Dataset items:
* * * * * * * * *

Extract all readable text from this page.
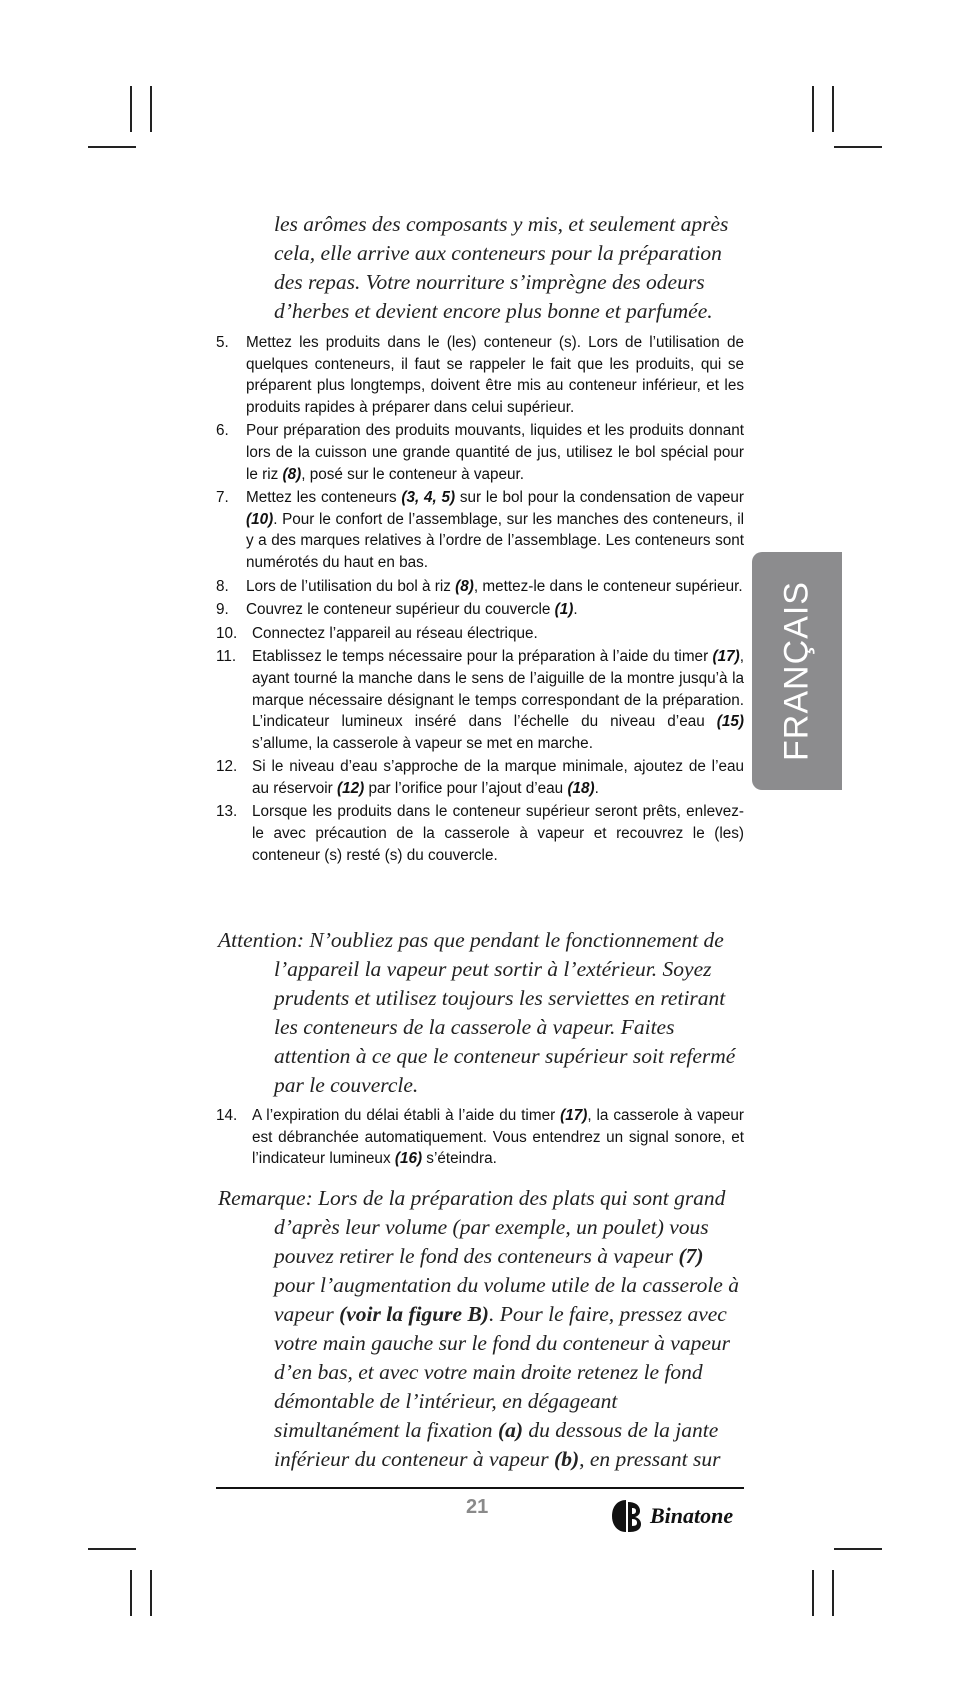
les arômes des composants y mis, et seulement après

cela, elle arrive aux conteneurs pour la préparation

des repas. Votre nourriture s’imprègne des odeurs

d’herbes et devient encore plus bonne et parfumée.

5. Mettez les produits dans le (les) conteneur (s). Lors de l’utilisation de quelques conteneurs, il faut se rappeler le fait que les produits, qui se préparent plus longtemps, doivent être mis au conteneur inférieur, et les produits rapides à préparer dans celui supérieur.
6. Pour préparation des produits mouvants, liquides et les produits donnant lors de la cuisson une grande quantité de jus, utilisez le bol spécial pour le riz (8), posé sur le conteneur à vapeur.
7. Mettez les conteneurs (3, 4, 5) sur le bol pour la condensation de vapeur (10). Pour le confort de l’assemblage, sur les manches des conteneurs, il y a des marques relatives à l’ordre de l’assemblage. Les conteneurs sont numérotés du haut en bas.
8. Lors de l’utilisation du bol à riz (8), mettez-le dans le conteneur supérieur.
9. Couvrez le conteneur supérieur du couvercle (1).
10. Connectez l’appareil au réseau électrique.
11. Etablissez le temps nécessaire pour la préparation à l’aide du timer (17), ayant tourné la manche dans le sens de l’aiguille de la montre jusqu’à la marque nécessaire désignant le temps correspondant de la préparation. L’indicateur lumineux inséré dans l’échelle du niveau d’eau (15) s’allume, la casserole à vapeur se met en marche.
12. Si le niveau d’eau s’approche de la marque minimale, ajoutez de l’eau au réservoir (12) par l’orifice pour l’ajout d’eau (18).
13. Lorsque les produits dans le conteneur supérieur seront prêts, enlevez-le avec précaution de la casserole à vapeur et recouvrez le (les) conteneur (s) resté (s) du couvercle.

Attention: N’oubliez pas que pendant le fonctionnement de l’appareil la vapeur peut sortir à l’extérieur. Soyez prudents et utilisez toujours les serviettes en retirant les conteneurs de la casserole à vapeur. Faites attention à ce que le conteneur supérieur soit refermé par le couvercle.

14. A l’expiration du délai établi à l’aide du timer (17), la casserole à vapeur est débranchée automatiquement. Vous entendrez un signal sonore, et l’indicateur lumineux (16) s’éteindra.

Remarque: Lors de la préparation des plats qui sont grand d’après leur volume (par exemple, un poulet) vous pouvez retirer le fond des conteneurs à vapeur (7) pour l’augmentation du volume utile de la casserole à vapeur (voir la figure B). Pour le faire, pressez avec votre main gauche sur le fond du conteneur à vapeur d’en bas, et avec votre main droite retenez le fond démontable de l’intérieur, en dégageant simultanément la fixation (a) du dessous de la jante inférieur du conteneur à vapeur (b), en pressant sur

FRANÇAIS
21	Binatone
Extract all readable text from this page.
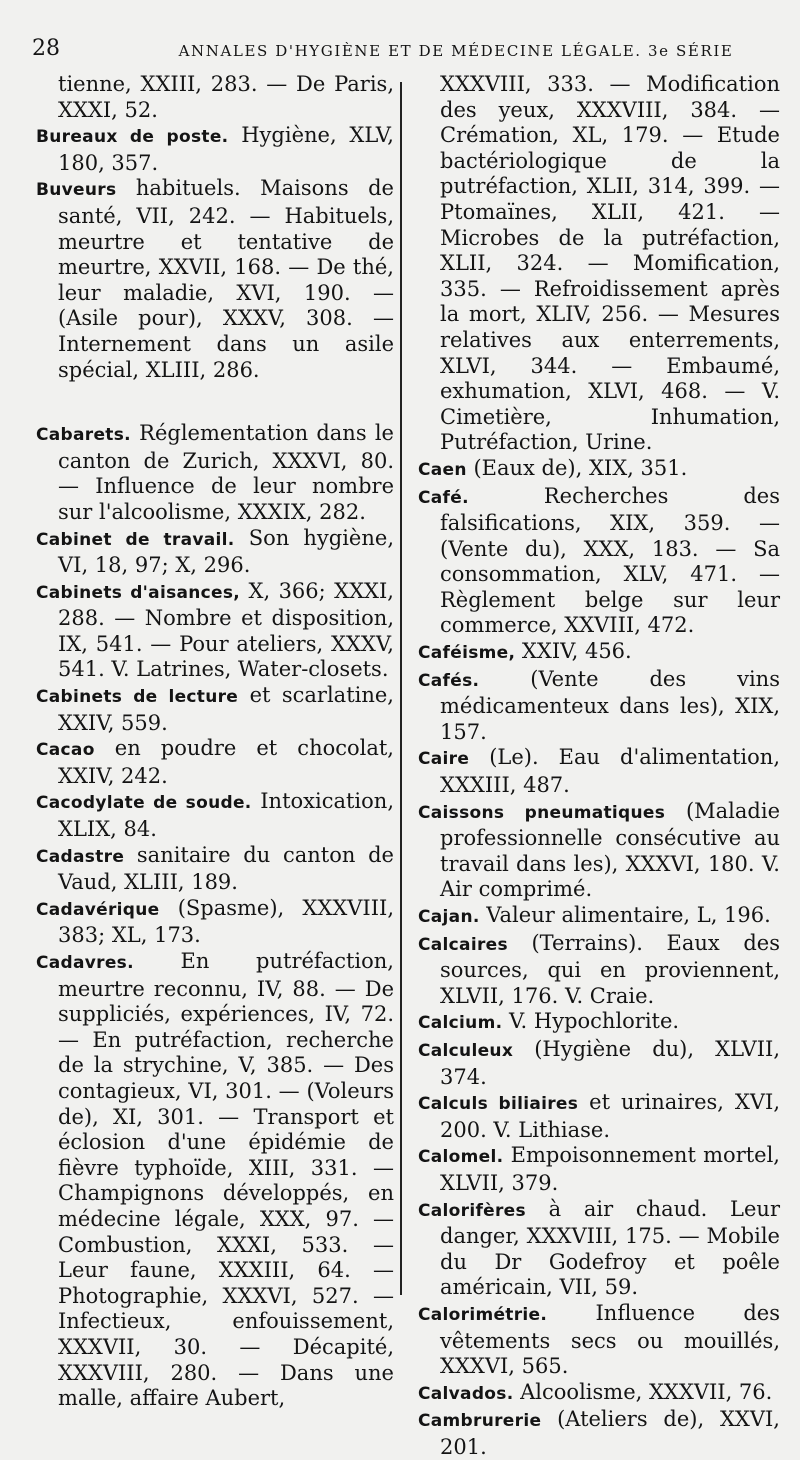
28	ANNALES D'HYGIÈNE ET DE MÉDECINE LÉGALE. 3e SÉRIE
tienne, XXIII, 283. — De Paris, XXXI, 52.
Bureaux de poste. Hygiène, XLV, 180, 357.
Buveurs habituels. Maisons de santé, VII, 242. — Habituels, meurtre et tentative de meurtre, XXVII, 168. — De thé, leur maladie, XVI, 190. — (Asile pour), XXXV, 308. — Internement dans un asile spécial, XLIII, 286.
Cabarets. Réglementation dans le canton de Zurich, XXXVI, 80. — Influence de leur nombre sur l'alcoolisme, XXXIX, 282.
Cabinet de travail. Son hygiène, VI, 18, 97; X, 296.
Cabinets d'aisances, X, 366; XXXI, 288. — Nombre et disposition, IX, 541. — Pour ateliers, XXXV, 541. V. Latrines, Water-closets.
Cabinets de lecture et scarlatine, XXIV, 559.
Cacao en poudre et chocolat, XXIV, 242.
Cacodylate de soude. Intoxication, XLIX, 84.
Cadastre sanitaire du canton de Vaud, XLIII, 189.
Cadavérique (Spasme), XXXVIII, 383; XL, 173.
Cadavres. En putréfaction, meurtre reconnu, IV, 88. — De suppliciés, expériences, IV, 72. — En putréfaction, recherche de la strychine, V, 385. — Des contagieux, VI, 301. — (Voleurs de), XI, 301. — Transport et éclosion d'une épidémie de fièvre typhoïde, XIII, 331. — Champignons développés, en médecine légale, XXX, 97. — Combustion, XXXI, 533. — Leur faune, XXXIII, 64. — Photographie, XXXVI, 527. — Infectieux, enfouissement, XXXVII, 30. — Décapité, XXXVIII, 280. — Dans une malle, affaire Aubert,
XXXVIII, 333. — Modification des yeux, XXXVIII, 384. — Crémation, XL, 179. — Etude bactériologique de la putréfaction, XLII, 314, 399. — Ptomaïnes, XLII, 421. — Microbes de la putréfaction, XLII, 324. — Momification, 335. — Refroidissement après la mort, XLIV, 256. — Mesures relatives aux enterrements, XLVI, 344. — Embaumé, exhumation, XLVI, 468. — V. Cimetière, Inhumation, Putréfaction, Urine.
Caen (Eaux de), XIX, 351.
Café.	Recherches des falsifications, XIX, 359. — (Vente du), XXX, 183. — Sa consommation, XLV, 471. — Règlement belge sur leur commerce, XXVIII, 472.
Caféisme, XXIV, 456.
Cafés. (Vente des vins médicamenteux dans les), XIX, 157.
Caire (Le). Eau d'alimentation, XXXIII, 487.
Caissons pneumatiques (Maladie professionnelle consécutive au travail dans les), XXXVI, 180. V. Air comprimé.
Cajan. Valeur alimentaire, L, 196.
Calcaires (Terrains). Eaux des sources, qui en proviennent, XLVII, 176. V. Craie.
Calcium. V. Hypochlorite.
Calculeux (Hygiène du), XLVII, 374.
Calculs biliaires et urinaires, XVI, 200. V. Lithiase.
Calomel. Empoisonnement mortel, XLVII, 379.
Calorifères à air chaud. Leur danger, XXXVIII, 175. — Mobile du Dr Godefroy et poêle américain, VII, 59.
Calorimétrie. Influence des vêtements secs ou mouillés, XXXVI, 565.
Calvados. Alcoolisme, XXXVII, 76.
Cambrurerie (Ateliers de), XXVI, 201.
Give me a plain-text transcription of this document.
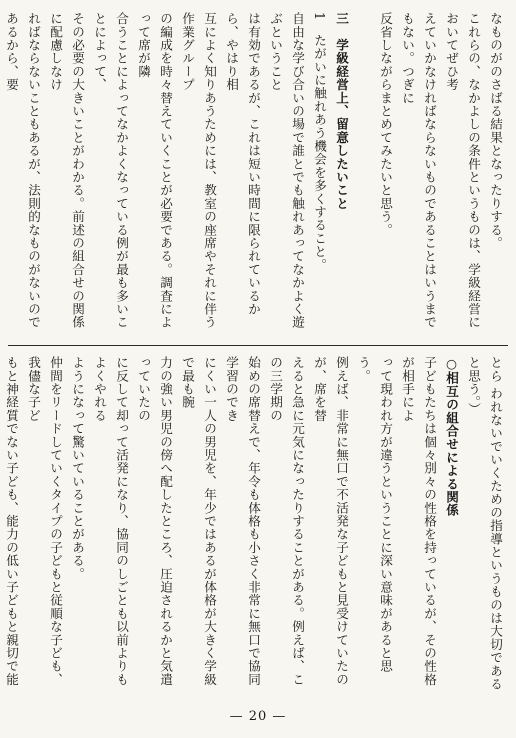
なものがのさばる結果となったりする。

これらの、なかよしの条件というものは、学級経営においてぜひ考

えていかなければならないものであることはいうまでもない。つぎに

反省しながらまとめてみたいと思う。

三　学級経営上、留意したいこと

1　たがいに触れあう機会を多くすること。

自由な学び合いの場で誰とでも触れあってなかよく遊ぶということ

は有効であるが、これは短い時間に限られているから、やはり相

互によく知りあうためには、教室の座席やそれに伴う作業グループ

の編成を時々替えていくことが必要である。調査によって席が隣

合うことによってなかよくなっている例が最も多いことによって、

その必要の大きいことがわかる。前述の組合せの関係に配慮しなけ

ればならないこともあるが、法則的なものがないのであるから、要

とら われないでいくための指導というものは大切であると思う。）

○相互の組合せによる関係

子どもたちは個々別々の性格を持っているが、その性格が相手によ

って現われ方が違うということに深い意味があると思う。

例えば、非常に無口で不活発な子どもと見受けていたのが、席を替

えると急に元気になったりすることがある。例えば、この三学期の

始めの席替えで、年令も体格も小さく非常に無口で協同学習のでき

にくい一人の男児を、年少ではあるが体格が大きく学級で最も腕

力の強い男児の傍へ配したところ、圧迫されるかと気遣っていたの

に反して却って活発になり、協同のしごとも以前よりもよくやれる

ようになって驚いていることがある。

仲間をリードしていくタイプの子どもと従順な子ども、我儘な子ど

もと神経質でない子ども、能力の低い子どもと親切で能

— 20 —
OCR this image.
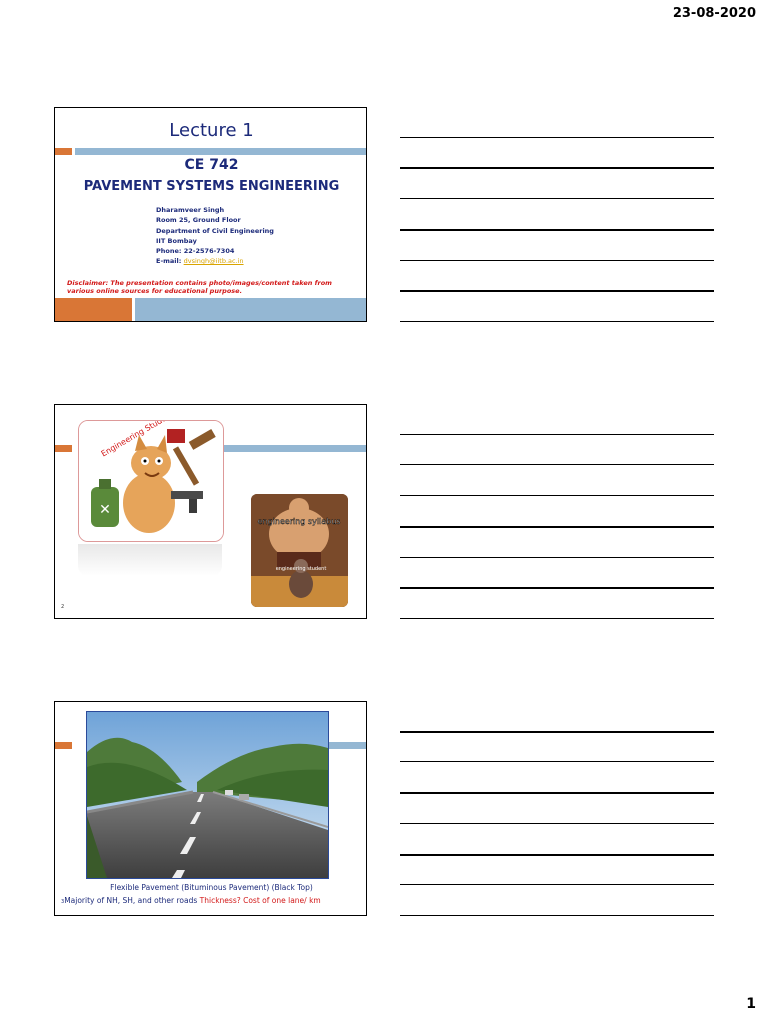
23-08-2020
Lecture 1
CE 742
PAVEMENT SYSTEMS ENGINEERING
Dharamveer Singh
Room 25, Ground Floor
Department of Civil Engineering
IIT Bombay
Phone: 22-2576-7304
E-mail: dvsingh@iitb.ac.in
Disclaimer: The presentation contains photo/images/content taken from various online sources for educational purpose.
✕
engineering syllabus
engineering student
2
Flexible Pavement (Bituminous Pavement) (Black Top)
3Majority of NH, SH, and other roads Thickness? Cost of one lane/ km
1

* * * * * * * * *

Problem - What count of lines in the listing contain the word "niveau"? Reply with the number only.

Solution for this problem - 2